▶ **TASK REQUIREMENTS**: How many lines of the entries below include the word "content"? Answer with the number alone.

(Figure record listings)
-=-=-=-=-

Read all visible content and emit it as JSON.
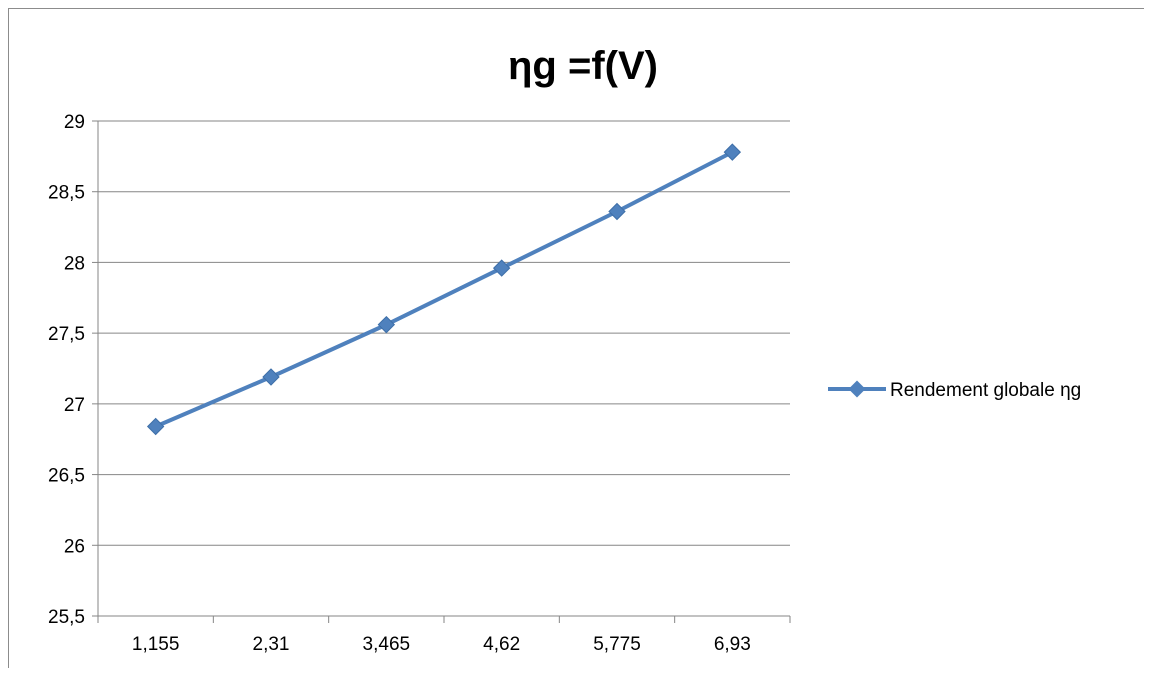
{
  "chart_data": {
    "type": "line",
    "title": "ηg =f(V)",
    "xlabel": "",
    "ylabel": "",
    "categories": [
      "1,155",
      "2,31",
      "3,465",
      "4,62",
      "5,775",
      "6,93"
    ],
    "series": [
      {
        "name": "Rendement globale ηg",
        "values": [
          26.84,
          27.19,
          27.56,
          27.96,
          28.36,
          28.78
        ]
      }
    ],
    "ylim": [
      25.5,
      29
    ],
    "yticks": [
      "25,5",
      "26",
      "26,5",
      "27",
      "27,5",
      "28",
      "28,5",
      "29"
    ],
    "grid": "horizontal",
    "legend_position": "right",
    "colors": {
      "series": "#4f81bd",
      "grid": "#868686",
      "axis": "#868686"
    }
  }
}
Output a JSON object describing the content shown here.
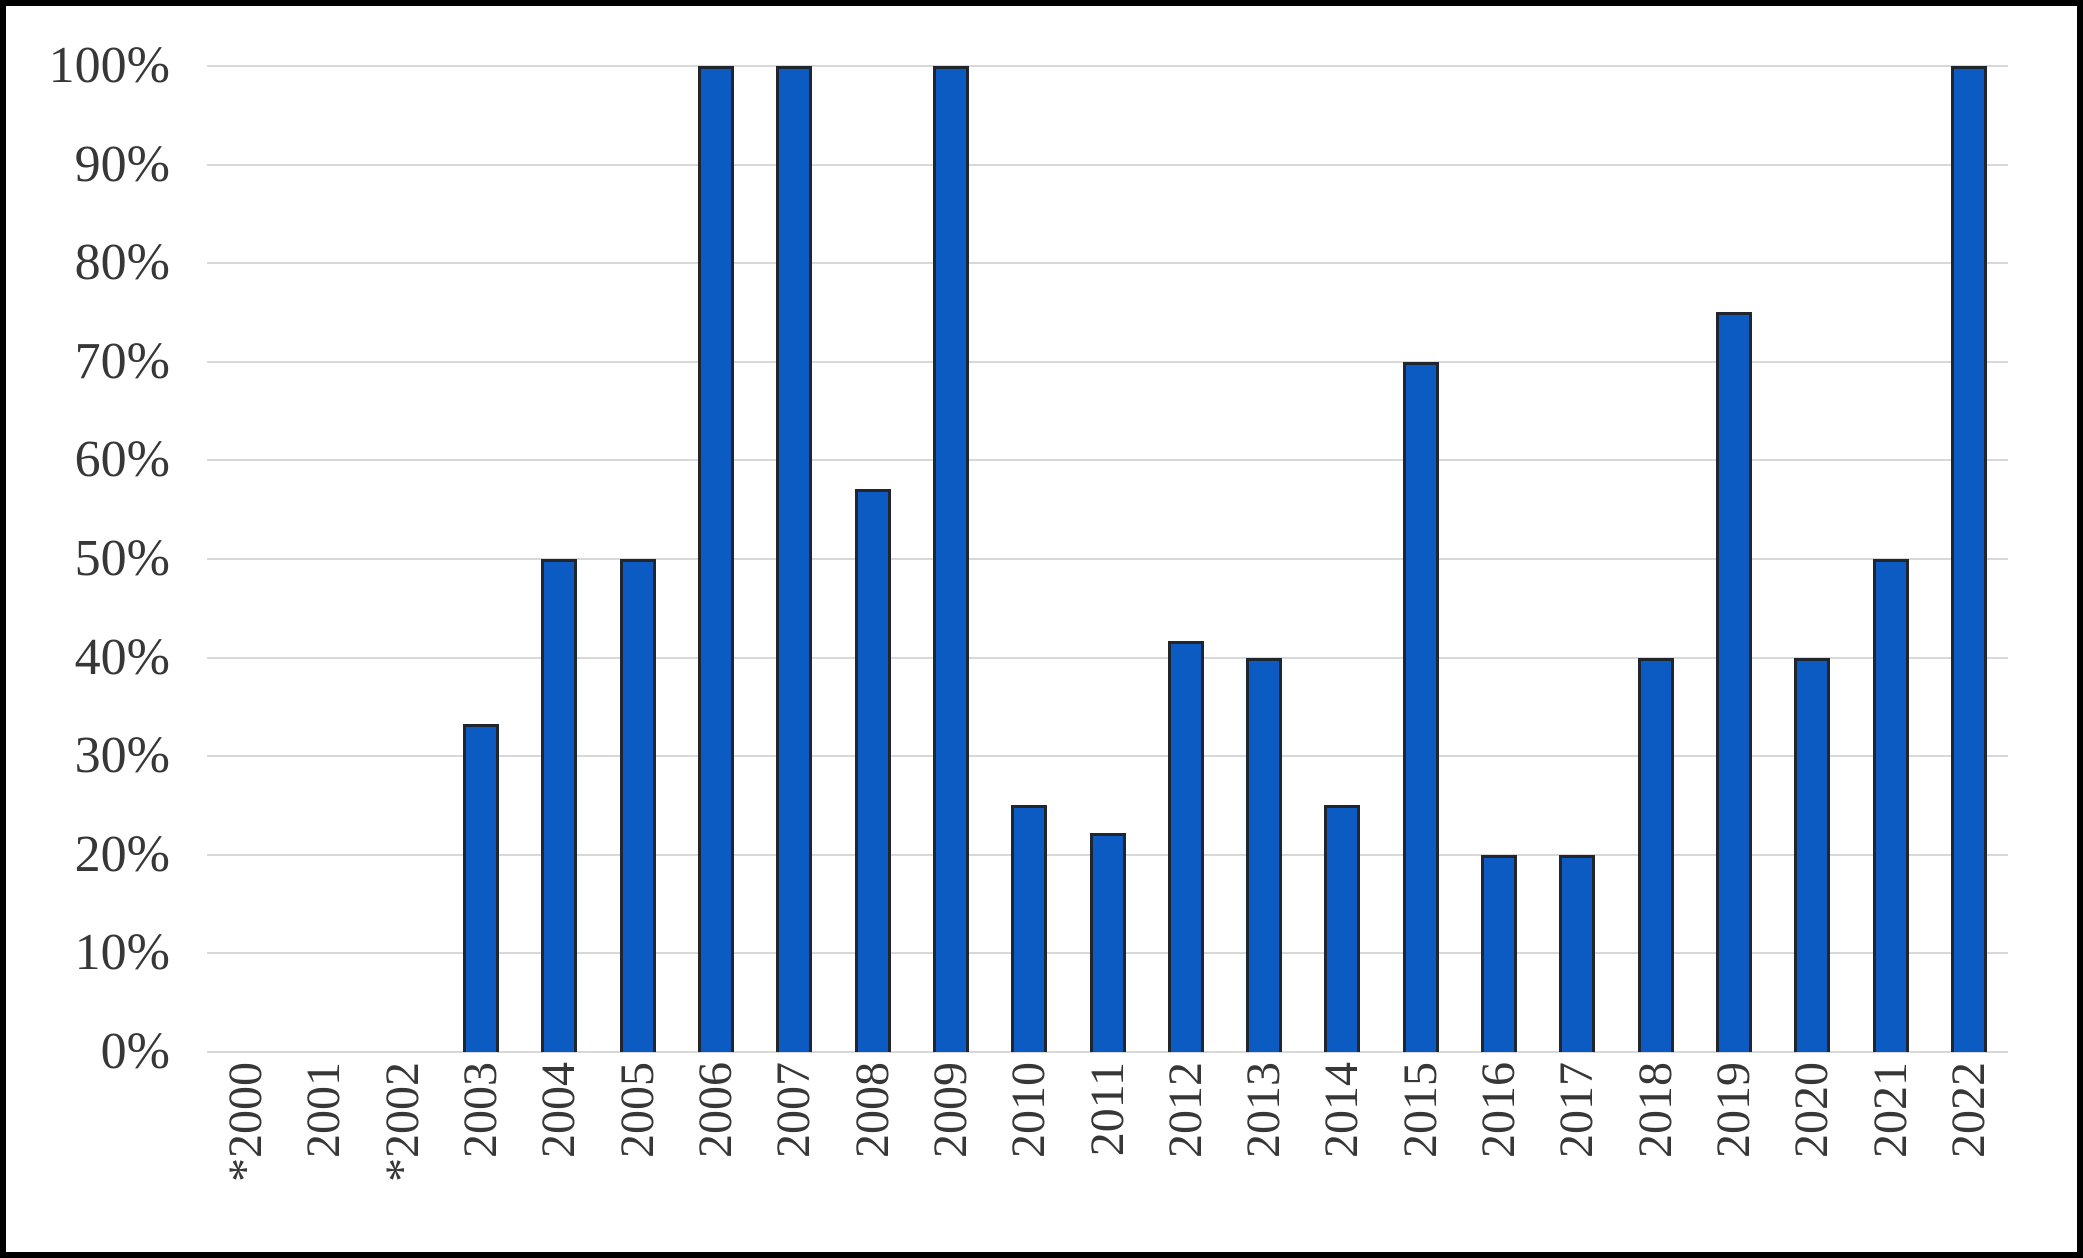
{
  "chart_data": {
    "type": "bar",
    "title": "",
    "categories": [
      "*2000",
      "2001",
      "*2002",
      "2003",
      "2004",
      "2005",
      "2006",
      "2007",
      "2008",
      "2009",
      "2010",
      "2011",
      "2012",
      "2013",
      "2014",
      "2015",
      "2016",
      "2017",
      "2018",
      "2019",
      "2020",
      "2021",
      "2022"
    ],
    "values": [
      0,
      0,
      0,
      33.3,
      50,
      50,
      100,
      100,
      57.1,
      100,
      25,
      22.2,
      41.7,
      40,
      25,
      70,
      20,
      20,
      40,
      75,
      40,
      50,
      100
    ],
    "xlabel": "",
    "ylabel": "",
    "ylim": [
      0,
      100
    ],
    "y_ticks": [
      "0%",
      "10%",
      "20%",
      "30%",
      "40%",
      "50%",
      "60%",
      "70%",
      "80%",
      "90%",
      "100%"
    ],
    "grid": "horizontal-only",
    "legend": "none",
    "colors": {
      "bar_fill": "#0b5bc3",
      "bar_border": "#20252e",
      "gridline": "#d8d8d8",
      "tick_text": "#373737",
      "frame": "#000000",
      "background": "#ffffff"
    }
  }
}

-=-=-=-=-

▶ **ANSWER**: 2